### Work to complete
The records below are to be repeated in full, exactly as they are.

###

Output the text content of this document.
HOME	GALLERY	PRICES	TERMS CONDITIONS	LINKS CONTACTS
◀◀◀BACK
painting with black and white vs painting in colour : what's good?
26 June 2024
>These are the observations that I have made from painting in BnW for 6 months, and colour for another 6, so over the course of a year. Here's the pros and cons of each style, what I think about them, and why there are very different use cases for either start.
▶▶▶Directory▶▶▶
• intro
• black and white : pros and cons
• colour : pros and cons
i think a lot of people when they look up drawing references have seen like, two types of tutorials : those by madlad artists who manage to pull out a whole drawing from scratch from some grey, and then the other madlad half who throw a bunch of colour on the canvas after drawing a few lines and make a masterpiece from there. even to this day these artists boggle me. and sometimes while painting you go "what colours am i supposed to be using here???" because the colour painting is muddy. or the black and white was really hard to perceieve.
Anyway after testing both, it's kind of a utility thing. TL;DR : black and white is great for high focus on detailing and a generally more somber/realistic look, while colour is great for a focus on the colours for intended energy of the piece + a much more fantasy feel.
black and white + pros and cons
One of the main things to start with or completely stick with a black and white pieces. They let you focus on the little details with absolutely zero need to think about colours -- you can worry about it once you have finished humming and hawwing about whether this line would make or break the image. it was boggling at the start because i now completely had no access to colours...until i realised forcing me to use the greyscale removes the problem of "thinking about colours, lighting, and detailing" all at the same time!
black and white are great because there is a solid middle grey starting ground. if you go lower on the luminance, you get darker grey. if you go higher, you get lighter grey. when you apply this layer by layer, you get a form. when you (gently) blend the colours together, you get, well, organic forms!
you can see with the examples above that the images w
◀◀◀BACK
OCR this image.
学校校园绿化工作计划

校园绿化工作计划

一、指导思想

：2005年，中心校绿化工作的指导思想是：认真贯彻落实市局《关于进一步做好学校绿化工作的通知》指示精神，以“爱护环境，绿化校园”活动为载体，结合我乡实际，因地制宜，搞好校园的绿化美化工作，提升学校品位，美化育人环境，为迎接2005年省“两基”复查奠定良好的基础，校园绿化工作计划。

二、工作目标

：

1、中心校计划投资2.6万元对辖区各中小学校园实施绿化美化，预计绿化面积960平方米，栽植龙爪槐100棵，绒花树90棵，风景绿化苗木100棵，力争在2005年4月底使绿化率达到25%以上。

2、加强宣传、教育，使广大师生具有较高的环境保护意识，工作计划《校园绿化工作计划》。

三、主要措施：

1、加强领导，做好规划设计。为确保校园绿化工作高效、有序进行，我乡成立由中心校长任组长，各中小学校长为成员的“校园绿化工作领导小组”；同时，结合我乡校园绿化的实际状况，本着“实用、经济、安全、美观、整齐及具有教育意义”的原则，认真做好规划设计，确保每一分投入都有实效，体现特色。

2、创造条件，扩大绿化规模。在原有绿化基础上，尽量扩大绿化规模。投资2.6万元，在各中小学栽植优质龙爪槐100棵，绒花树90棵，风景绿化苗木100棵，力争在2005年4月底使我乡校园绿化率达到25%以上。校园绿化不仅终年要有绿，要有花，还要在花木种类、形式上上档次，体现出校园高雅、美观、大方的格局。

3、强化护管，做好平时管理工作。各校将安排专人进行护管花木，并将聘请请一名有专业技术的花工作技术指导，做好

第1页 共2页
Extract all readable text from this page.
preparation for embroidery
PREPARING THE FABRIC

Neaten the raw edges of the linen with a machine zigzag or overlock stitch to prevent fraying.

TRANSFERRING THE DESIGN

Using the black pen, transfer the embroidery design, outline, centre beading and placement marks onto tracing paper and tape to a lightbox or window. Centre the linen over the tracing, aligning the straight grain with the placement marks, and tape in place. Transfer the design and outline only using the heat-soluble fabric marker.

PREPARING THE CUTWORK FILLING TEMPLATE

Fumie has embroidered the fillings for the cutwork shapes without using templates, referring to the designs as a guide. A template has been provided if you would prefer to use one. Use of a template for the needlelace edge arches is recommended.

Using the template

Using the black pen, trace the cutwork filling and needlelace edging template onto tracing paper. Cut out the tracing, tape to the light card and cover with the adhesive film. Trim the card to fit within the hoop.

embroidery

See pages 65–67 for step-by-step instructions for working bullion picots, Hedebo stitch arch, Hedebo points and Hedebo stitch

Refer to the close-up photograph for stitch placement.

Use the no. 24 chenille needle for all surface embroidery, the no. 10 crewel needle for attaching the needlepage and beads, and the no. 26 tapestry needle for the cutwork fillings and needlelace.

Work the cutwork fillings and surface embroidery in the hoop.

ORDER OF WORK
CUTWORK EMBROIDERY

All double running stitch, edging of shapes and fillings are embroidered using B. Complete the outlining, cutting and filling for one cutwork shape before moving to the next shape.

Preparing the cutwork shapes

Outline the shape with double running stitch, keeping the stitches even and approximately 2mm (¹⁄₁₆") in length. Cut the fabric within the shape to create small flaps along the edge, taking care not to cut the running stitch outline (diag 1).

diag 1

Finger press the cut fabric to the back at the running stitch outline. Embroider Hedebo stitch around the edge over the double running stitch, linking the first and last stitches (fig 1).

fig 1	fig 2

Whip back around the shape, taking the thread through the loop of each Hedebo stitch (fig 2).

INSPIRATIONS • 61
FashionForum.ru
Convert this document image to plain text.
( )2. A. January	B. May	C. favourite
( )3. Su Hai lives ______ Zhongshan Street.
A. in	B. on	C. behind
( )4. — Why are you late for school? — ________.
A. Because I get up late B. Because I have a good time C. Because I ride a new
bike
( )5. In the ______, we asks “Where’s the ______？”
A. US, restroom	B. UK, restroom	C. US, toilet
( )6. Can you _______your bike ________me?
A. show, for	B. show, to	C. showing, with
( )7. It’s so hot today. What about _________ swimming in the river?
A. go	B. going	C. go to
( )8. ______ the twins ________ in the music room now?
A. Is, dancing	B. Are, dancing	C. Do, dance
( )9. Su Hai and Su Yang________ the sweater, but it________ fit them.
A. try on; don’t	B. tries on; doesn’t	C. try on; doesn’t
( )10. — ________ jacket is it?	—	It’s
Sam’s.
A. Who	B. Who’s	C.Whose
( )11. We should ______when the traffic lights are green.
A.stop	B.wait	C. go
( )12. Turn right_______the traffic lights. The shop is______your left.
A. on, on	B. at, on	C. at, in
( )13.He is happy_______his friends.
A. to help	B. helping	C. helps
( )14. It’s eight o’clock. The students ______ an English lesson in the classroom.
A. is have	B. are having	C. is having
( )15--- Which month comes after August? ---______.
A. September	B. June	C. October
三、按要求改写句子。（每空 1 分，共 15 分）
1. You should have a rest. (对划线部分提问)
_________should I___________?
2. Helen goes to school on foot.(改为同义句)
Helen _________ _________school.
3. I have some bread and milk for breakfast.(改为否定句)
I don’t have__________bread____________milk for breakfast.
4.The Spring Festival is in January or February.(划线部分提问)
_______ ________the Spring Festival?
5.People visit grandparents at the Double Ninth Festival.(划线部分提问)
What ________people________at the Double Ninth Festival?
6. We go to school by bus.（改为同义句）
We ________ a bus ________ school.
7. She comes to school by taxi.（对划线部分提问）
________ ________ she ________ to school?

###

### The answer
Output the text content of this document.
HOME	GALLERY	PRICES	TERMS CONDITIONS	LINKS CONTACTS
◀◀◀BACK
painting with black and white vs painting in colour : what's good?
26 June 2024
>These are the observations that I have made from painting in BnW for 6 months, and colour for another 6, so over the course of a year. Here's the pros and cons of each style, what I think about them, and why there are very different use cases for either start.
▶▶▶Directory▶▶▶
• intro
• black and white : pros and cons
• colour : pros and cons
i think a lot of people when they look up drawing references have seen like, two types of tutorials : those by madlad artists who manage to pull out a whole drawing from scratch from some grey, and then the other madlad half who throw a bunch of colour on the canvas after drawing a few lines and make a masterpiece from there. even to this day these artists boggle me. and sometimes while painting you go "what colours am i supposed to be using here???" because the colour painting is muddy. or the black and white was really hard to perceieve.
Anyway after testing both, it's kind of a utility thing. TL;DR : black and white is great for high focus on detailing and a generally more somber/realistic look, while colour is great for a focus on the colours for intended energy of the piece + a much more fantasy feel.
black and white + pros and cons
One of the main things to start with or completely stick with a black and white pieces. They let you focus on the little details with absolutely zero need to think about colours -- you can worry about it once you have finished humming and hawwing about whether this line would make or break the image. it was boggling at the start because i now completely had no access to colours...until i realised forcing me to use the greyscale removes the problem of "thinking about colours, lighting, and detailing" all at the same time!
black and white are great because there is a solid middle grey starting ground. if you go lower on the luminance, you get darker grey. if you go higher, you get lighter grey. when you apply this layer by layer, you get a form. when you (gently) blend the colours together, you get, well, organic forms!
you can see with the examples above that the images w
◀◀◀BACK
OCR this image.
学校校园绿化工作计划

校园绿化工作计划

一、指导思想

：2005年，中心校绿化工作的指导思想是：认真贯彻落实市局《关于进一步做好学校绿化工作的通知》指示精神，以“爱护环境，绿化校园”活动为载体，结合我乡实际，因地制宜，搞好校园的绿化美化工作，提升学校品位，美化育人环境，为迎接2005年省“两基”复查奠定良好的基础，校园绿化工作计划。

二、工作目标

：

1、中心校计划投资2.6万元对辖区各中小学校园实施绿化美化，预计绿化面积960平方米，栽植龙爪槐100棵，绒花树90棵，风景绿化苗木100棵，力争在2005年4月底使绿化率达到25%以上。

2、加强宣传、教育，使广大师生具有较高的环境保护意识，工作计划《校园绿化工作计划》。

三、主要措施：

1、加强领导，做好规划设计。为确保校园绿化工作高效、有序进行，我乡成立由中心校长任组长，各中小学校长为成员的“校园绿化工作领导小组”；同时，结合我乡校园绿化的实际状况，本着“实用、经济、安全、美观、整齐及具有教育意义”的原则，认真做好规划设计，确保每一分投入都有实效，体现特色。

2、创造条件，扩大绿化规模。在原有绿化基础上，尽量扩大绿化规模。投资2.6万元，在各中小学栽植优质龙爪槐100棵，绒花树90棵，风景绿化苗木100棵，力争在2005年4月底使我乡校园绿化率达到25%以上。校园绿化不仅终年要有绿，要有花，还要在花木种类、形式上上档次，体现出校园高雅、美观、大方的格局。

3、强化护管，做好平时管理工作。各校将安排专人进行护管花木，并将聘请请一名有专业技术的花工作技术指导，做好

第1页 共2页
Extract all readable text from this page.
preparation for embroidery
PREPARING THE FABRIC

Neaten the raw edges of the linen with a machine zigzag or overlock stitch to prevent fraying.

TRANSFERRING THE DESIGN

Using the black pen, transfer the embroidery design, outline, centre beading and placement marks onto tracing paper and tape to a lightbox or window. Centre the linen over the tracing, aligning the straight grain with the placement marks, and tape in place. Transfer the design and outline only using the heat-soluble fabric marker.

PREPARING THE CUTWORK FILLING TEMPLATE

Fumie has embroidered the fillings for the cutwork shapes without using templates, referring to the designs as a guide. A template has been provided if you would prefer to use one. Use of a template for the needlelace edge arches is recommended.

Using the template

Using the black pen, trace the cutwork filling and needlelace edging template onto tracing paper. Cut out the tracing, tape to the light card and cover with the adhesive film. Trim the card to fit within the hoop.

embroidery

See pages 65–67 for step-by-step instructions for working bullion picots, Hedebo stitch arch, Hedebo points and Hedebo stitch

Refer to the close-up photograph for stitch placement.

Use the no. 24 chenille needle for all surface embroidery, the no. 10 crewel needle for attaching the needlepage and beads, and the no. 26 tapestry needle for the cutwork fillings and needlelace.

Work the cutwork fillings and surface embroidery in the hoop.

ORDER OF WORK
CUTWORK EMBROIDERY

All double running stitch, edging of shapes and fillings are embroidered using B. Complete the outlining, cutting and filling for one cutwork shape before moving to the next shape.

Preparing the cutwork shapes

Outline the shape with double running stitch, keeping the stitches even and approximately 2mm (¹⁄₁₆") in length. Cut the fabric within the shape to create small flaps along the edge, taking care not to cut the running stitch outline (diag 1).

diag 1

Finger press the cut fabric to the back at the running stitch outline. Embroider Hedebo stitch around the edge over the double running stitch, linking the first and last stitches (fig 1).

fig 1	fig 2

Whip back around the shape, taking the thread through the loop of each Hedebo stitch (fig 2).

INSPIRATIONS • 61
FashionForum.ru
Convert this document image to plain text.
( )2. A. January	B. May	C. favourite
( )3. Su Hai lives ______ Zhongshan Street.
A. in	B. on	C. behind
( )4. — Why are you late for school? — ________.
A. Because I get up late B. Because I have a good time C. Because I ride a new
bike
( )5. In the ______, we asks “Where’s the ______？”
A. US, restroom	B. UK, restroom	C. US, toilet
( )6. Can you _______your bike ________me?
A. show, for	B. show, to	C. showing, with
( )7. It’s so hot today. What about _________ swimming in the river?
A. go	B. going	C. go to
( )8. ______ the twins ________ in the music room now?
A. Is, dancing	B. Are, dancing	C. Do, dance
( )9. Su Hai and Su Yang________ the sweater, but it________ fit them.
A. try on; don’t	B. tries on; doesn’t	C. try on; doesn’t
( )10. — ________ jacket is it?	—	It’s
Sam’s.
A. Who	B. Who’s	C.Whose
( )11. We should ______when the traffic lights are green.
A.stop	B.wait	C. go
( )12. Turn right_______the traffic lights. The shop is______your left.
A. on, on	B. at, on	C. at, in
( )13.He is happy_______his friends.
A. to help	B. helping	C. helps
( )14. It’s eight o’clock. The students ______ an English lesson in the classroom.
A. is have	B. are having	C. is having
( )15--- Which month comes after August? ---______.
A. September	B. June	C. October
三、按要求改写句子。（每空 1 分，共 15 分）
1. You should have a rest. (对划线部分提问)
_________should I___________?
2. Helen goes to school on foot.(改为同义句)
Helen _________ _________school.
3. I have some bread and milk for breakfast.(改为否定句)
I don’t have__________bread____________milk for breakfast.
4.The Spring Festival is in January or February.(划线部分提问)
_______ ________the Spring Festival?
5.People visit grandparents at the Double Ninth Festival.(划线部分提问)
What ________people________at the Double Ninth Festival?
6. We go to school by bus.（改为同义句）
We ________ a bus ________ school.
7. She comes to school by taxi.（对划线部分提问）
________ ________ she ________ to school?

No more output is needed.